(Items from a figure collection)
■ ■ ■

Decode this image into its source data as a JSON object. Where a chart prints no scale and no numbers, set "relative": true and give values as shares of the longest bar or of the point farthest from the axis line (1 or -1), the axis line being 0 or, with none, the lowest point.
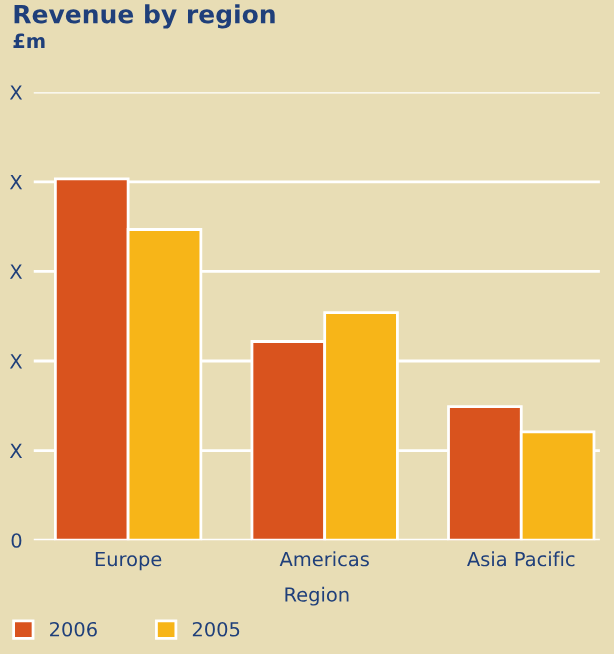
{
  "chart_data": {
    "type": "bar",
    "title": "Revenue by region",
    "xlabel": "Region",
    "categories": [
      "Europe",
      "Americas",
      "Asia Pacific"
    ],
    "series": [
      {
        "name": "2006",
        "color": "#d9531e",
        "values": [
          1,
          0.55,
          0.37
        ]
      },
      {
        "name": "2005",
        "color": "#f7b518",
        "values": [
          0.86,
          0.63,
          0.3
        ]
      }
    ],
    "relative": true,
    "annotations": [
      "£m",
      "0",
      "X",
      "X",
      "X",
      "X",
      "X"
    ],
    "grid": "y",
    "legend": "bottom left"
  }
}
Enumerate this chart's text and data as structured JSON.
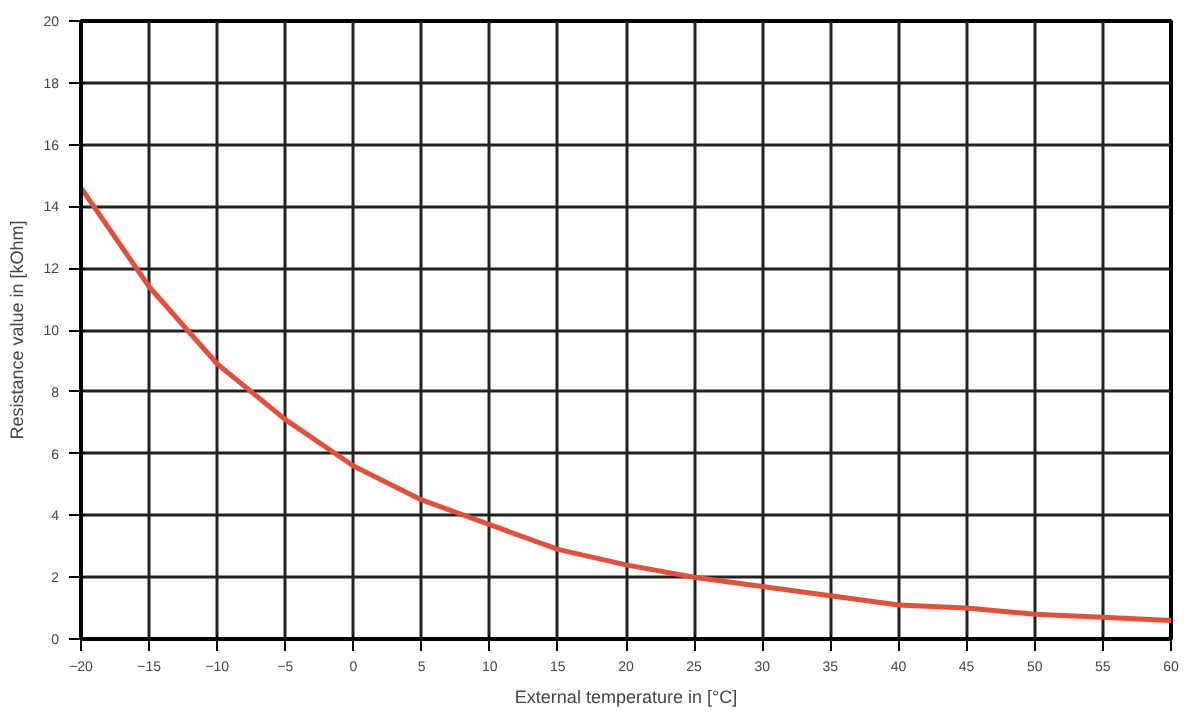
{
  "chart_data": {
    "type": "line",
    "xlabel": "External temperature in [°C]",
    "ylabel": "Resistance value in [kOhm]",
    "x": [
      -20,
      -15,
      -10,
      -5,
      0,
      5,
      10,
      15,
      20,
      25,
      30,
      35,
      40,
      45,
      50,
      55,
      60
    ],
    "series": [
      {
        "color": "#e0503a",
        "values": [
          14.6,
          11.4,
          8.9,
          7.1,
          5.6,
          4.5,
          3.7,
          2.9,
          2.4,
          2.0,
          1.7,
          1.4,
          1.1,
          1.0,
          0.8,
          0.7,
          0.6
        ]
      }
    ],
    "xlim": [
      -20,
      60
    ],
    "ylim": [
      0,
      20
    ],
    "xticks": [
      -20,
      -15,
      -10,
      -5,
      0,
      5,
      10,
      15,
      20,
      25,
      30,
      35,
      40,
      45,
      50,
      55,
      60
    ],
    "yticks": [
      0,
      2,
      4,
      6,
      8,
      10,
      12,
      14,
      16,
      18,
      20
    ],
    "grid": true,
    "marker": "none",
    "line_style": "solid"
  }
}
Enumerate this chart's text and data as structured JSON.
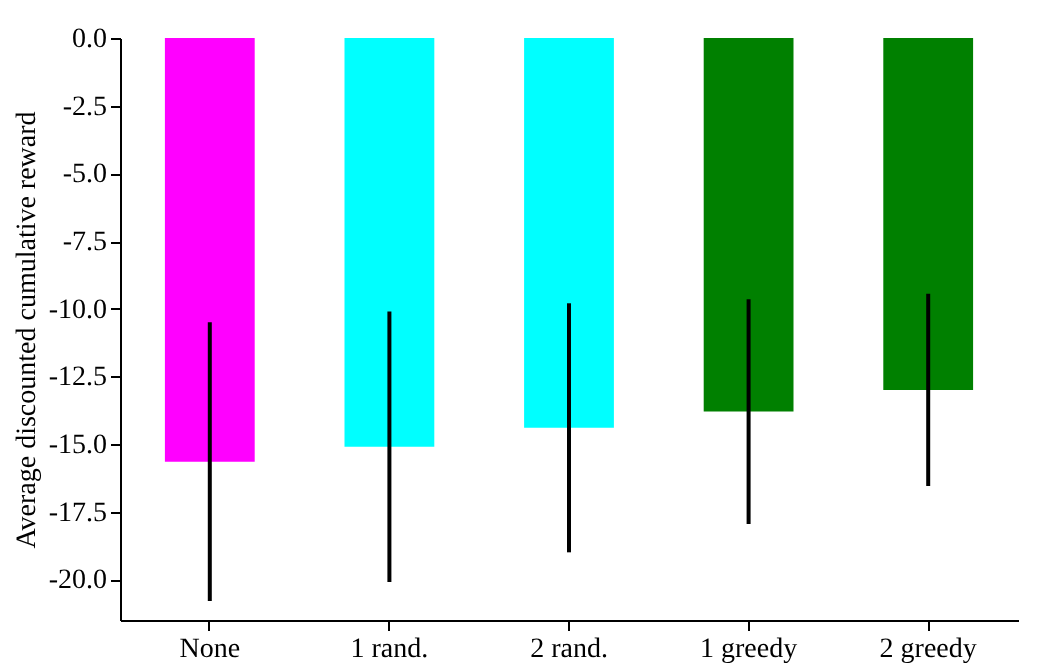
{
  "chart_data": {
    "type": "bar",
    "ylabel": "Average discounted cumulative reward",
    "categories": [
      "None",
      "1 rand.",
      "2 rand.",
      "1 greedy",
      "2 greedy"
    ],
    "values": [
      -15.65,
      -15.1,
      -14.4,
      -13.8,
      -13.0
    ],
    "colors": [
      "#ff00ff",
      "#00ffff",
      "#00ffff",
      "#008000",
      "#008000"
    ],
    "errors": [
      5.15,
      5.0,
      4.6,
      4.15,
      3.55
    ],
    "ylim": [
      -21.5,
      0.0
    ],
    "yticks": [
      {
        "value": 0,
        "label": "0.0"
      },
      {
        "value": -2.5,
        "label": "-2.5"
      },
      {
        "value": -5,
        "label": "-5.0"
      },
      {
        "value": -7.5,
        "label": "-7.5"
      },
      {
        "value": -10,
        "label": "-10.0"
      },
      {
        "value": -12.5,
        "label": "-12.5"
      },
      {
        "value": -15,
        "label": "-15.0"
      },
      {
        "value": -17.5,
        "label": "-17.5"
      },
      {
        "value": -20,
        "label": "-20.0"
      }
    ],
    "grid": false
  }
}
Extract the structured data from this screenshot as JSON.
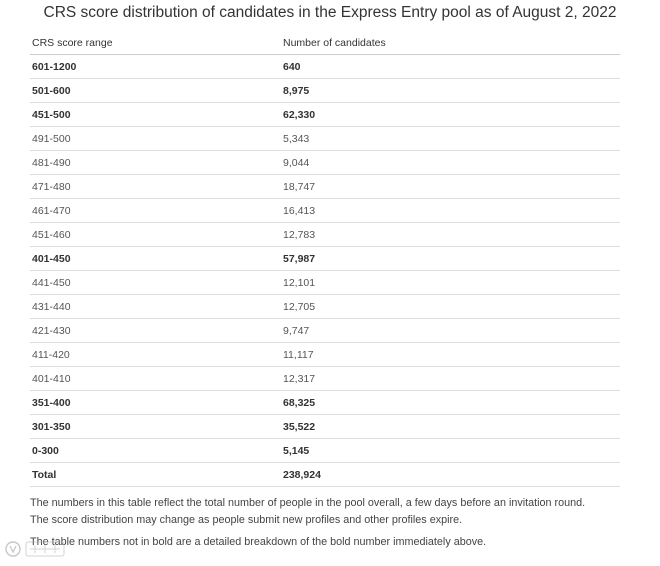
{
  "caption": "CRS score distribution of candidates in the Express Entry pool as of August 2, 2022",
  "table": {
    "headers": [
      "CRS score range",
      "Number of candidates"
    ],
    "rows": [
      {
        "range": "601-1200",
        "count": "640",
        "bold": true
      },
      {
        "range": "501-600",
        "count": "8,975",
        "bold": true
      },
      {
        "range": "451-500",
        "count": "62,330",
        "bold": true
      },
      {
        "range": "491-500",
        "count": "5,343",
        "bold": false
      },
      {
        "range": "481-490",
        "count": "9,044",
        "bold": false
      },
      {
        "range": "471-480",
        "count": "18,747",
        "bold": false
      },
      {
        "range": "461-470",
        "count": "16,413",
        "bold": false
      },
      {
        "range": "451-460",
        "count": "12,783",
        "bold": false
      },
      {
        "range": "401-450",
        "count": "57,987",
        "bold": true
      },
      {
        "range": "441-450",
        "count": "12,101",
        "bold": false
      },
      {
        "range": "431-440",
        "count": "12,705",
        "bold": false
      },
      {
        "range": "421-430",
        "count": "9,747",
        "bold": false
      },
      {
        "range": "411-420",
        "count": "11,117",
        "bold": false
      },
      {
        "range": "401-410",
        "count": "12,317",
        "bold": false
      },
      {
        "range": "351-400",
        "count": "68,325",
        "bold": true
      },
      {
        "range": "301-350",
        "count": "35,522",
        "bold": true
      },
      {
        "range": "0-300",
        "count": "5,145",
        "bold": true
      }
    ],
    "total": {
      "label": "Total",
      "count": "238,924"
    }
  },
  "notes": {
    "line1": "The numbers in this table reflect the total number of people in the pool overall, a few days before an invitation round.",
    "line2": "The score distribution may change as people submit new profiles and other profiles expire.",
    "line3": "The table numbers not in bold are a detailed breakdown of the bold number immediately above."
  },
  "watermark_icon": "watermark-logo"
}
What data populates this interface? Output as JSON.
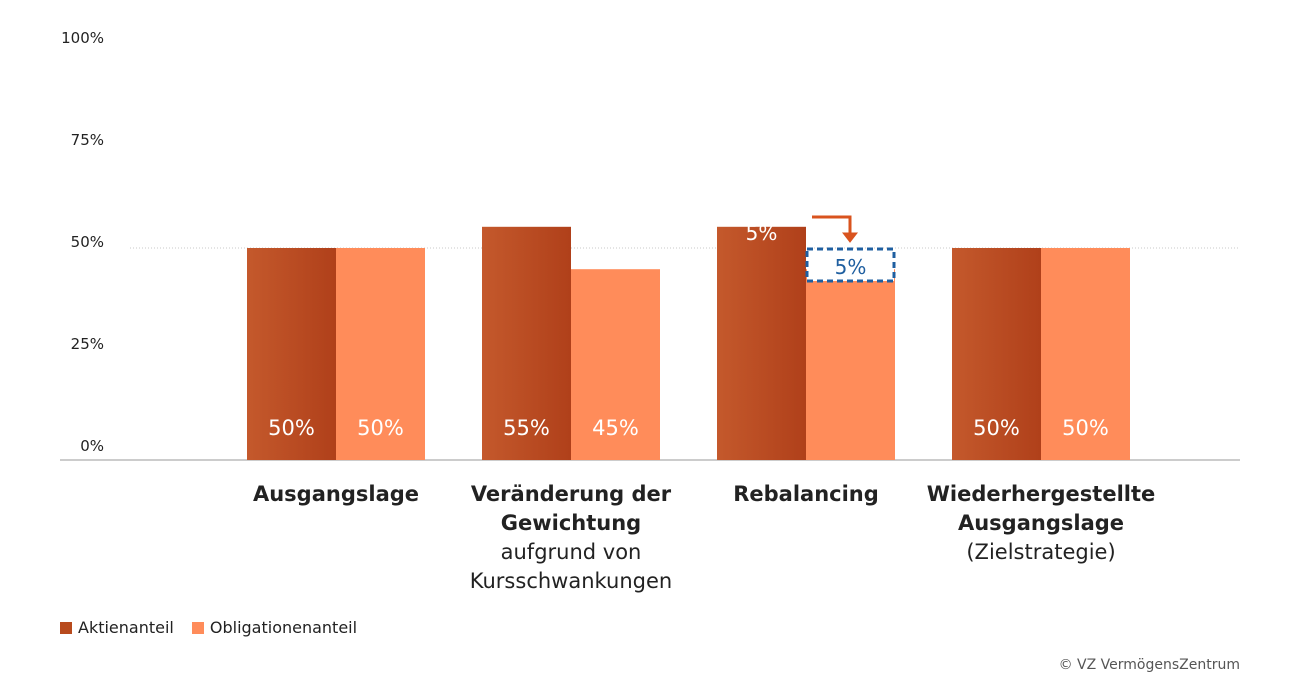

■ ■ ■

## EXERCISE AIM
Transcribe each entry precisely as given, leaving the pictures out.

## THE COMPLETED TASK
Decode this image into its source data as a JSON object. Where a chart prints no scale and no numbers, set "relative": true and give values as shares of the longest bar or of the point farthest from the axis line (1 or -1), the axis line being 0 or, with none, the lowest point.
{
  "chart_data": {
    "type": "bar",
    "title": "Revenue by region",
    "xlabel": "Region",
    "categories": [
      "Europe",
      "Americas",
      "Asia Pacific"
    ],
    "series": [
      {
        "name": "2006",
        "color": "#d9531e",
        "values": [
          1,
          0.55,
          0.37
        ]
      },
      {
        "name": "2005",
        "color": "#f7b518",
        "values": [
          0.86,
          0.63,
          0.3
        ]
      }
    ],
    "relative": true,
    "annotations": [
      "£m",
      "0",
      "X",
      "X",
      "X",
      "X",
      "X"
    ],
    "grid": "y",
    "legend": "bottom left"
  }
}
Enumerate this chart's text and data as structured JSON.
{
  "chart_data": {
    "type": "line",
    "xlabel": "External temperature in [°C]",
    "ylabel": "Resistance value in [kOhm]",
    "x": [
      -20,
      -15,
      -10,
      -5,
      0,
      5,
      10,
      15,
      20,
      25,
      30,
      35,
      40,
      45,
      50,
      55,
      60
    ],
    "series": [
      {
        "color": "#e0503a",
        "values": [
          14.6,
          11.4,
          8.9,
          7.1,
          5.6,
          4.5,
          3.7,
          2.9,
          2.4,
          2.0,
          1.7,
          1.4,
          1.1,
          1.0,
          0.8,
          0.7,
          0.6
        ]
      }
    ],
    "xlim": [
      -20,
      60
    ],
    "ylim": [
      0,
      20
    ],
    "xticks": [
      -20,
      -15,
      -10,
      -5,
      0,
      5,
      10,
      15,
      20,
      25,
      30,
      35,
      40,
      45,
      50,
      55,
      60
    ],
    "yticks": [
      0,
      2,
      4,
      6,
      8,
      10,
      12,
      14,
      16,
      18,
      20
    ],
    "grid": true,
    "marker": "none",
    "line_style": "solid"
  }
}
Enumerate this chart's text and data as structured JSON.
{
  "chart_data": {
    "type": "bar",
    "ylabel": "Average discounted cumulative reward",
    "categories": [
      "None",
      "1 rand.",
      "2 rand.",
      "1 greedy",
      "2 greedy"
    ],
    "values": [
      -15.65,
      -15.1,
      -14.4,
      -13.8,
      -13.0
    ],
    "colors": [
      "#ff00ff",
      "#00ffff",
      "#00ffff",
      "#008000",
      "#008000"
    ],
    "errors": [
      5.15,
      5.0,
      4.6,
      4.15,
      3.55
    ],
    "ylim": [
      -21.5,
      0.0
    ],
    "yticks": [
      {
        "value": 0,
        "label": "0.0"
      },
      {
        "value": -2.5,
        "label": "-2.5"
      },
      {
        "value": -5,
        "label": "-5.0"
      },
      {
        "value": -7.5,
        "label": "-7.5"
      },
      {
        "value": -10,
        "label": "-10.0"
      },
      {
        "value": -12.5,
        "label": "-12.5"
      },
      {
        "value": -15,
        "label": "-15.0"
      },
      {
        "value": -17.5,
        "label": "-17.5"
      },
      {
        "value": -20,
        "label": "-20.0"
      }
    ],
    "grid": false
  }
}
Extract the structured data from this screenshot as JSON.
{
  "caption": "CRS score distribution of candidates in the Express Entry pool as of August 2, 2022",
  "table": {
    "headers": [
      "CRS score range",
      "Number of candidates"
    ],
    "rows": [
      {
        "range": "601-1200",
        "count": "640",
        "bold": true
      },
      {
        "range": "501-600",
        "count": "8,975",
        "bold": true
      },
      {
        "range": "451-500",
        "count": "62,330",
        "bold": true
      },
      {
        "range": "491-500",
        "count": "5,343",
        "bold": false
      },
      {
        "range": "481-490",
        "count": "9,044",
        "bold": false
      },
      {
        "range": "471-480",
        "count": "18,747",
        "bold": false
      },
      {
        "range": "461-470",
        "count": "16,413",
        "bold": false
      },
      {
        "range": "451-460",
        "count": "12,783",
        "bold": false
      },
      {
        "range": "401-450",
        "count": "57,987",
        "bold": true
      },
      {
        "range": "441-450",
        "count": "12,101",
        "bold": false
      },
      {
        "range": "431-440",
        "count": "12,705",
        "bold": false
      },
      {
        "range": "421-430",
        "count": "9,747",
        "bold": false
      },
      {
        "range": "411-420",
        "count": "11,117",
        "bold": false
      },
      {
        "range": "401-410",
        "count": "12,317",
        "bold": false
      },
      {
        "range": "351-400",
        "count": "68,325",
        "bold": true
      },
      {
        "range": "301-350",
        "count": "35,522",
        "bold": true
      },
      {
        "range": "0-300",
        "count": "5,145",
        "bold": true
      }
    ],
    "total": {
      "label": "Total",
      "count": "238,924"
    }
  },
  "notes": {
    "line1": "The numbers in this table reflect the total number of people in the pool overall, a few days before an invitation round.",
    "line2": "The score distribution may change as people submit new profiles and other profiles expire.",
    "line3": "The table numbers not in bold are a detailed breakdown of the bold number immediately above."
  },
  "watermark_icon": "watermark-logo"
}
What data populates this interface? Output as JSON.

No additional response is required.